_Job_. Find the lines of data that contain the string "JSON", then list them.

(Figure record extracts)
______________________________

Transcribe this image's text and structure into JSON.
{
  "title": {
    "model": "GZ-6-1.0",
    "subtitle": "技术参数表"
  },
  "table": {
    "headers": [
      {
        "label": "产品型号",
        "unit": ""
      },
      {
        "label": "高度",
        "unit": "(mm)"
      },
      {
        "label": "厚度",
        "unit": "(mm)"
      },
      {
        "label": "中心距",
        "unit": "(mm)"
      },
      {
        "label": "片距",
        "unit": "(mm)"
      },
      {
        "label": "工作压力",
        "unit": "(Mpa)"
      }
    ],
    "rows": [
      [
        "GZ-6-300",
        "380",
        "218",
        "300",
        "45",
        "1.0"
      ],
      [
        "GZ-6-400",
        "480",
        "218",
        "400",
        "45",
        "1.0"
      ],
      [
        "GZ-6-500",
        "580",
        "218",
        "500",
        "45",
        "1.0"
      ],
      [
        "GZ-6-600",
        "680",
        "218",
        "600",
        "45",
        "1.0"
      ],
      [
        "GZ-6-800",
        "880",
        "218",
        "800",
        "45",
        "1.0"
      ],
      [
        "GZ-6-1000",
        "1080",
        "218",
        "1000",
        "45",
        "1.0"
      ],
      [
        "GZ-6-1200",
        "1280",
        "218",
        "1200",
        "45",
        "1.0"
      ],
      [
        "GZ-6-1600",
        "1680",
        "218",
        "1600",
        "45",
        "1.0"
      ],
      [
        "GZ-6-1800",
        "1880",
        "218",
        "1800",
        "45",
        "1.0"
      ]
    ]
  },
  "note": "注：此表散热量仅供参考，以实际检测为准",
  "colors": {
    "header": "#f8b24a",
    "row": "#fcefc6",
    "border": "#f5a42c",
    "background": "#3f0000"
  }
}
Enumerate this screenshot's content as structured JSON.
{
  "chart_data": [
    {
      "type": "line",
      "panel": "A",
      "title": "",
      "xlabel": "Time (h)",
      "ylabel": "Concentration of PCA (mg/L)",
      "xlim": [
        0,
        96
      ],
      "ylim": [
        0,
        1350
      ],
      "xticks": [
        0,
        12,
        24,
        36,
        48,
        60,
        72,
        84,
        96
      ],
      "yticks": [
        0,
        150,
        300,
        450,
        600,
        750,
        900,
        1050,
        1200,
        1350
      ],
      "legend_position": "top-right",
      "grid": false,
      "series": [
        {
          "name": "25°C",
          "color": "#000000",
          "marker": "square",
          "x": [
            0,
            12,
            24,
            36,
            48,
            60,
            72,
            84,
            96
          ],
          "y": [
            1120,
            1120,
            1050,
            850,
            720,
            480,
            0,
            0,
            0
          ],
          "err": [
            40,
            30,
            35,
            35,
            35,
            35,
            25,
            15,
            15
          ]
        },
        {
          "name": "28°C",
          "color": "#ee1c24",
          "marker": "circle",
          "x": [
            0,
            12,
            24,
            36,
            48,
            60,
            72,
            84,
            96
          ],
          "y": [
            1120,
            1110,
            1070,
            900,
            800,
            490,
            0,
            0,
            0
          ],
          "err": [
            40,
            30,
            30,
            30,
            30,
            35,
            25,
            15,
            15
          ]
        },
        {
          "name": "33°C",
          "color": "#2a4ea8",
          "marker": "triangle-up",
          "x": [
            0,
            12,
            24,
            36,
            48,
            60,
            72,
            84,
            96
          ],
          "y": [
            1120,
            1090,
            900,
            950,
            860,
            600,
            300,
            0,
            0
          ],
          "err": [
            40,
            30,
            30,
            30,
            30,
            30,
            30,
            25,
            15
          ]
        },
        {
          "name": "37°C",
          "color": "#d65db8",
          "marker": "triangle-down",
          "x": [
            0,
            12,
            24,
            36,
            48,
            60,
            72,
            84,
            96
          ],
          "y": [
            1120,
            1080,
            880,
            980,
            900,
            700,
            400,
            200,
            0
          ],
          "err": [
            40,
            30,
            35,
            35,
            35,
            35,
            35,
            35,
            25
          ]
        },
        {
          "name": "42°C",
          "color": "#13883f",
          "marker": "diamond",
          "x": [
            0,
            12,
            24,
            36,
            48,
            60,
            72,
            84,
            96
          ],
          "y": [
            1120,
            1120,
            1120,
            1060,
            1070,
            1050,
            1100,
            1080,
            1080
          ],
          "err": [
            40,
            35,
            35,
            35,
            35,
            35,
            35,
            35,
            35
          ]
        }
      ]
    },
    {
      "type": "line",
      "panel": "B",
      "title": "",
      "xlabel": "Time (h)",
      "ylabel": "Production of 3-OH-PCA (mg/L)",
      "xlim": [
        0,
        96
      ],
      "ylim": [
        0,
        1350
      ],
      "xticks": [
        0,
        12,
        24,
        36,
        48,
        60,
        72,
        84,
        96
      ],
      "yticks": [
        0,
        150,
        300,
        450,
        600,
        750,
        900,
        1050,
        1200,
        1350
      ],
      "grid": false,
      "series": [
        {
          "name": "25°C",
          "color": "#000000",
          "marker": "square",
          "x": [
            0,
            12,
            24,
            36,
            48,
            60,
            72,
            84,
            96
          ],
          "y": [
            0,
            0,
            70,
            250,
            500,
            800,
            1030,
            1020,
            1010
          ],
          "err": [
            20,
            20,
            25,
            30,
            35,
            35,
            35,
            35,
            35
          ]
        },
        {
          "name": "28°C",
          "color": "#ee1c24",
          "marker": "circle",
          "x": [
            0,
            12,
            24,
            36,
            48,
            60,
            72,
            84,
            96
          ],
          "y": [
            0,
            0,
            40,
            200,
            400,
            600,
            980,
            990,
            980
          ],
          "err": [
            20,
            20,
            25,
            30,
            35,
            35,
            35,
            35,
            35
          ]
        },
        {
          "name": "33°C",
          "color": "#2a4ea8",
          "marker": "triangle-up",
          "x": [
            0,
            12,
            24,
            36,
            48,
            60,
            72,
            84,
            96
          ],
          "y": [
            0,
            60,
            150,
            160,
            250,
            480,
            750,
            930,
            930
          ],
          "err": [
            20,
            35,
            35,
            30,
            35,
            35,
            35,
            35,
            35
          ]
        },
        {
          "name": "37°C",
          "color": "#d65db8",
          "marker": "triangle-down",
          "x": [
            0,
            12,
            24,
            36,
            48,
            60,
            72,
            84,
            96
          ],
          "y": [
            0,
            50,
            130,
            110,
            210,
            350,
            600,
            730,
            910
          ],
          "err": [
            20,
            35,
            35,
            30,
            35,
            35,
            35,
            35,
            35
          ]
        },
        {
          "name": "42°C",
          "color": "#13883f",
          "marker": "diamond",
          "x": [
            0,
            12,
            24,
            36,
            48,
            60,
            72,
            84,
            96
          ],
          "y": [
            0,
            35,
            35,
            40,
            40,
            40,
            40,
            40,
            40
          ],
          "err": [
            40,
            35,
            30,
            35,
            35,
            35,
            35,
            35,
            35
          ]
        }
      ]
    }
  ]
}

______________________________

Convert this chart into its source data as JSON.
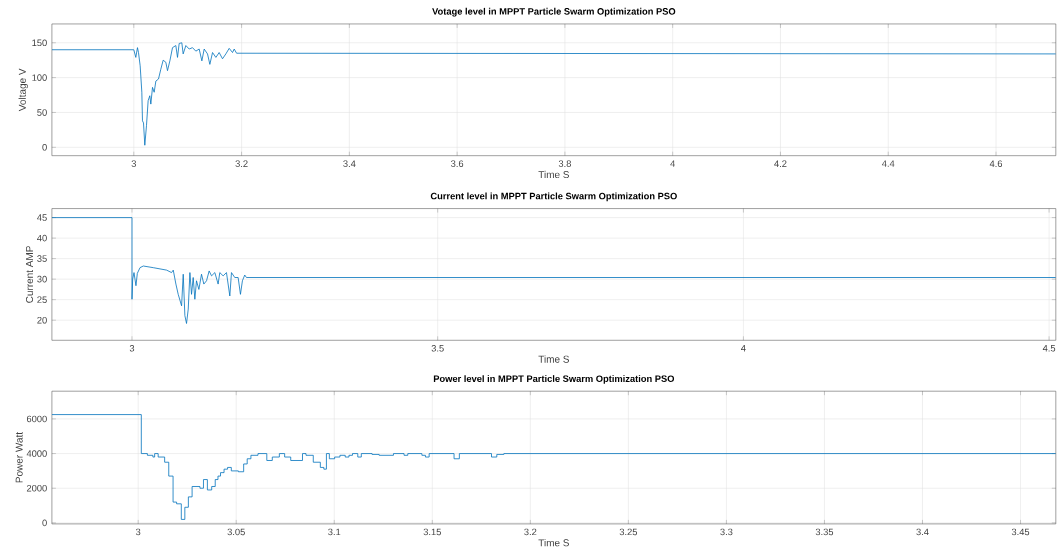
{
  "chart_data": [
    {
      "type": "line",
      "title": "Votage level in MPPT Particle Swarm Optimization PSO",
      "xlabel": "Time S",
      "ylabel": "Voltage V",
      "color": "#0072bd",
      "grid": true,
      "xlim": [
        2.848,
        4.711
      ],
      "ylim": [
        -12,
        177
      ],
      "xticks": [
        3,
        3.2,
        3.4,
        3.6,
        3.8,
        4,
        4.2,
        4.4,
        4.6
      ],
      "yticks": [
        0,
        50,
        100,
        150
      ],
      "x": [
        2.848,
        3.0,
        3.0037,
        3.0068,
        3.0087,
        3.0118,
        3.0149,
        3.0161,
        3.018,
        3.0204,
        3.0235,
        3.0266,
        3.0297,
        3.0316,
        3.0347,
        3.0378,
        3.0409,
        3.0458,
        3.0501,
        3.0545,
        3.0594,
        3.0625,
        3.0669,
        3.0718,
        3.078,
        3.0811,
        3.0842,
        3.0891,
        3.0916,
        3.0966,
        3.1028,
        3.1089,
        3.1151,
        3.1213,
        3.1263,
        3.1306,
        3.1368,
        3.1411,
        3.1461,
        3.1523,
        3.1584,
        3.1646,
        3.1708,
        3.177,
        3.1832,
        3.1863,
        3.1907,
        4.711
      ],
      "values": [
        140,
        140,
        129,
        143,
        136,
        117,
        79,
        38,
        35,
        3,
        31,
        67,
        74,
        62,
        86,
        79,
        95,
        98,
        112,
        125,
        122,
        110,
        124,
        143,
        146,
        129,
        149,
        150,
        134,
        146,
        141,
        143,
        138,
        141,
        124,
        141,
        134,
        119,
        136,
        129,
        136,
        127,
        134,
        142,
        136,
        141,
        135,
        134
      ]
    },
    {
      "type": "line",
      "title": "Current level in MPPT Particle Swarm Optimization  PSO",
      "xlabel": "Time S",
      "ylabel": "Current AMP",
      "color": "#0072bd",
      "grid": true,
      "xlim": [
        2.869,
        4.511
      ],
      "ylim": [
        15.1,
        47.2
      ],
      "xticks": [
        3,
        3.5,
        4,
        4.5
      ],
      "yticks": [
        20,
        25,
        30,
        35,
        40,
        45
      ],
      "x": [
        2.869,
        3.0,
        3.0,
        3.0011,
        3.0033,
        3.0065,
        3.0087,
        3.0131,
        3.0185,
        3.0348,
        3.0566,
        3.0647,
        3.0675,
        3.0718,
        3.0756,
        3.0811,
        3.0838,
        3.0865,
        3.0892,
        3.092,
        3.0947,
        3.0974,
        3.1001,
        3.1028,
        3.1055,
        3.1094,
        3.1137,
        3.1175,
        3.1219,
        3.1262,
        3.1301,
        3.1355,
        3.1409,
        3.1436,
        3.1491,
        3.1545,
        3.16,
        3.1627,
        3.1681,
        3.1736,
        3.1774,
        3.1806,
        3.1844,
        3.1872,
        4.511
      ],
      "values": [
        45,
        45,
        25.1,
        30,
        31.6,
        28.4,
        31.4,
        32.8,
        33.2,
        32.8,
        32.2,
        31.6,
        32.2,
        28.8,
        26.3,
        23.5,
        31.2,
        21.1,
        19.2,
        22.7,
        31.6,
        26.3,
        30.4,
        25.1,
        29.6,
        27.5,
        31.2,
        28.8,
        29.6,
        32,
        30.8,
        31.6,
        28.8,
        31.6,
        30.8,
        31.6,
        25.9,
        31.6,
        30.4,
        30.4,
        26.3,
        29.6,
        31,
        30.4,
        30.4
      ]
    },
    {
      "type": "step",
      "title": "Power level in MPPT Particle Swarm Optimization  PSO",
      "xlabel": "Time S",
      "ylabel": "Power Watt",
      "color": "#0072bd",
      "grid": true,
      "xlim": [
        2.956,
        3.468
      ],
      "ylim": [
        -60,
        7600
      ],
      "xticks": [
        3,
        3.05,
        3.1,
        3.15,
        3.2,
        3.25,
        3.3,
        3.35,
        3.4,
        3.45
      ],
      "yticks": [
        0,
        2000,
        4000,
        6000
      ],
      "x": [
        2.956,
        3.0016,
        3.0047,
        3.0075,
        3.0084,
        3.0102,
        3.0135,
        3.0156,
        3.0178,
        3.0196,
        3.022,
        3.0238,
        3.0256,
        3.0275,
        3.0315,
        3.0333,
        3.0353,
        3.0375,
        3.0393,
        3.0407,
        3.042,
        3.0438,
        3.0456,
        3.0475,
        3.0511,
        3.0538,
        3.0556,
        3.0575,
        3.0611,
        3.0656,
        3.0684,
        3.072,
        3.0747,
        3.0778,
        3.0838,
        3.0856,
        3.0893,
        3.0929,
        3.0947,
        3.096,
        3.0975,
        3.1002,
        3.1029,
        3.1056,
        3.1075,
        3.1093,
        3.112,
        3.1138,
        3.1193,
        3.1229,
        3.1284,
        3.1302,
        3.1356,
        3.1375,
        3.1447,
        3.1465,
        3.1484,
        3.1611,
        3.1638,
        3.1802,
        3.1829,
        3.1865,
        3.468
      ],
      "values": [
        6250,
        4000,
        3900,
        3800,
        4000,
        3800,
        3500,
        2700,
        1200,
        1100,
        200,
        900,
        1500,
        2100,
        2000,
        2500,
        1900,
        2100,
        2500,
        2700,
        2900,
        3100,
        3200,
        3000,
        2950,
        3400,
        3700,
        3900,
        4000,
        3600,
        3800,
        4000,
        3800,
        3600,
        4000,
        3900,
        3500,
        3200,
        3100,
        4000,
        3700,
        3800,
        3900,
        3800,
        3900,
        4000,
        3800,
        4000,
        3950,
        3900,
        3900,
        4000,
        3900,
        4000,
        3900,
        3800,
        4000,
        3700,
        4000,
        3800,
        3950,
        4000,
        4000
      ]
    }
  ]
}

______________________________

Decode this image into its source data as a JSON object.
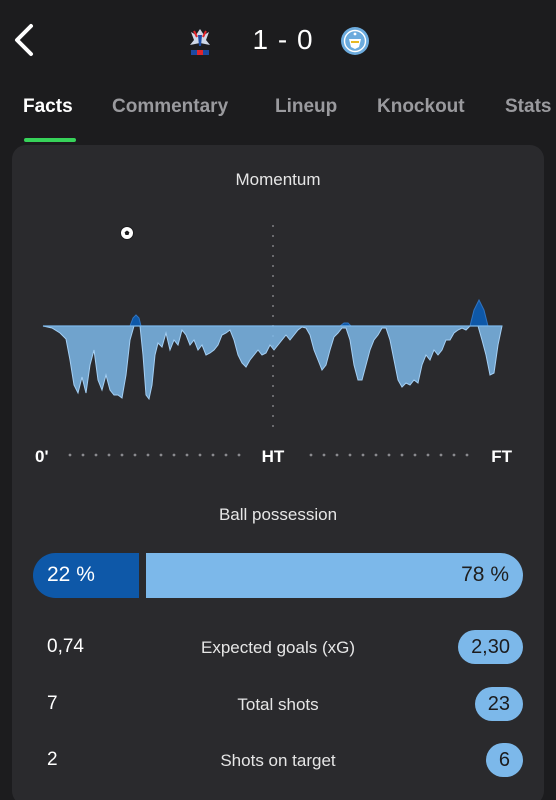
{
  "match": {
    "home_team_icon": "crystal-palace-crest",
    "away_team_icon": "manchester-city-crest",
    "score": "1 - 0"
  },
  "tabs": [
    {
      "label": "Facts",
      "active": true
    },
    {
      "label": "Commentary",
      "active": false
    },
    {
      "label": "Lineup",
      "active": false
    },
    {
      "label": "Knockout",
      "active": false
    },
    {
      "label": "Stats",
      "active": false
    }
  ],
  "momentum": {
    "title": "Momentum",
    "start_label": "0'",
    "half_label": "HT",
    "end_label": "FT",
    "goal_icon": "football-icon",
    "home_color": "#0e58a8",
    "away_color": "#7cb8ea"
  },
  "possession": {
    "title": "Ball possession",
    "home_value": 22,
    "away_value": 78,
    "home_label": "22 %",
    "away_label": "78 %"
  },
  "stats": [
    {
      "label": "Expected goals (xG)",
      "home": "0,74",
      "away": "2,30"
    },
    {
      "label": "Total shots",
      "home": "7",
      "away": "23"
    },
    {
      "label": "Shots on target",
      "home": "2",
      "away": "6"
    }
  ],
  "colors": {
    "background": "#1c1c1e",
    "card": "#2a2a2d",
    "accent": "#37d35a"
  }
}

______________________________

_Expected output_.
Transcribe this image's text and structure into JSON.
Enumerate this screenshot's content as structured JSON.
Convert this chart into its source data as JSON.
Decode this image into its source data as a JSON object.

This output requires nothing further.